-- START OF STORED DATA --
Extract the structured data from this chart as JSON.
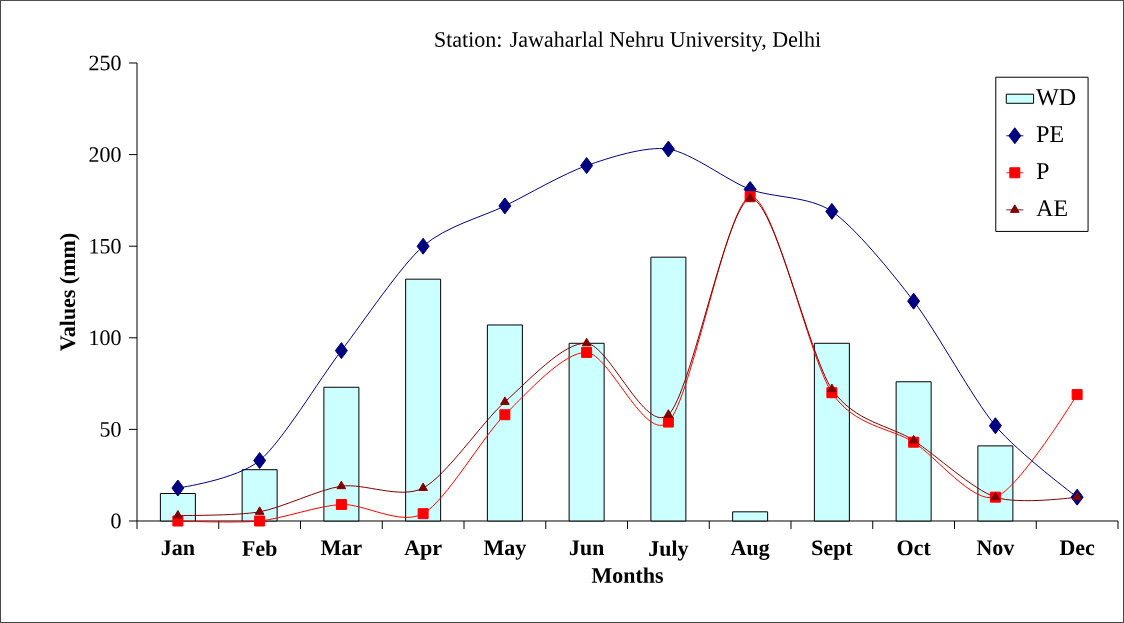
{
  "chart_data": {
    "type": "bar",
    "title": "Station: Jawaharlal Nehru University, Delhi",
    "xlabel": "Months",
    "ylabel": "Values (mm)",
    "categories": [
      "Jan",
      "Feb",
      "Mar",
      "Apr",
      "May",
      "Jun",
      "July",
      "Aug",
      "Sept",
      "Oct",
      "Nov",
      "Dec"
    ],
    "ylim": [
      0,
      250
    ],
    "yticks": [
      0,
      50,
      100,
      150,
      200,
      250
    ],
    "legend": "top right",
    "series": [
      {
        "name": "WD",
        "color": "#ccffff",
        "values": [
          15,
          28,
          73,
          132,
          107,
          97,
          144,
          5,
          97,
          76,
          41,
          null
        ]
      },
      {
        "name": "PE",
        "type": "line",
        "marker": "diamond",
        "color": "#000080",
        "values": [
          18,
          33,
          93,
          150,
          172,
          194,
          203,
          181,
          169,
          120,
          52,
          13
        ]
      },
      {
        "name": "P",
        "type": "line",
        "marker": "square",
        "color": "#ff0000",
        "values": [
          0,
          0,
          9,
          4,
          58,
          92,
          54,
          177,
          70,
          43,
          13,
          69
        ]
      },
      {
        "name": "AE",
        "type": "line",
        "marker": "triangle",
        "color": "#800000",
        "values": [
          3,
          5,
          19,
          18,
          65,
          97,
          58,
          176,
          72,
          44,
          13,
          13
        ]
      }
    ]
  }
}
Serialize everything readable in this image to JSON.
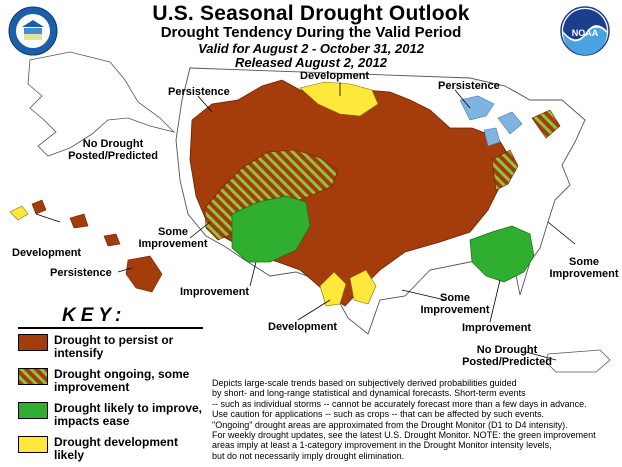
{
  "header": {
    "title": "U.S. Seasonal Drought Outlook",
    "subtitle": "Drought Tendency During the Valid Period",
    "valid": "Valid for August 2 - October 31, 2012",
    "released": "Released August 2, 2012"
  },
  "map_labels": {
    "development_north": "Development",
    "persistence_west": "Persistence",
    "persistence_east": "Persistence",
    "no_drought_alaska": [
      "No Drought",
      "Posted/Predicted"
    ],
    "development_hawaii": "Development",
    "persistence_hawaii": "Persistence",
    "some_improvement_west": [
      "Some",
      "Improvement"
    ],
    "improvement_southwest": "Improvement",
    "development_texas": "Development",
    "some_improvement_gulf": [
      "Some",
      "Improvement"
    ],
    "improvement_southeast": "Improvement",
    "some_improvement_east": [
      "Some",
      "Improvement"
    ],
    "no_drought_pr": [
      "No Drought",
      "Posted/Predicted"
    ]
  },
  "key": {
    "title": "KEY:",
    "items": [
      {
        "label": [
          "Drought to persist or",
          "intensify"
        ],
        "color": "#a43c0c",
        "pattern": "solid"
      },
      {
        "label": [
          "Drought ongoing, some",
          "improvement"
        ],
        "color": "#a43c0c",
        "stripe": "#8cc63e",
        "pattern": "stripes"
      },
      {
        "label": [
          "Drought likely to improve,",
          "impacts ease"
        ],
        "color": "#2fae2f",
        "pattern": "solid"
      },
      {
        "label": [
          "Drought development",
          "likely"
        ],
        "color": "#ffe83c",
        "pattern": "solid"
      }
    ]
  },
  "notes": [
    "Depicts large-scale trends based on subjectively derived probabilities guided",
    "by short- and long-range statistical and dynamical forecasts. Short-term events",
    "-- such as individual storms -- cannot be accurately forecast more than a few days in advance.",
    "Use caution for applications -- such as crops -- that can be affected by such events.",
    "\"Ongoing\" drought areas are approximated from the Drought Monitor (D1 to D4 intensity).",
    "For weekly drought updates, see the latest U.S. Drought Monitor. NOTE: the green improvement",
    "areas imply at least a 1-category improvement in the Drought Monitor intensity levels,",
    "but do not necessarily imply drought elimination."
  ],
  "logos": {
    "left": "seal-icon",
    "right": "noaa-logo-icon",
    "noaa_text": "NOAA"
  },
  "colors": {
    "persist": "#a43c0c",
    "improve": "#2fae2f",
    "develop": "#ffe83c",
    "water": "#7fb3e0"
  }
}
-- END OF STORED DATA --
▶ WHAT IS EXPECTED
Only lines with the word "August" should be collected from the material.

▶ SOLUTION TO THE EXERCISE
    "valid": "Valid for August 2 - October 31, 2012",
    "released": "Released August 2, 2012"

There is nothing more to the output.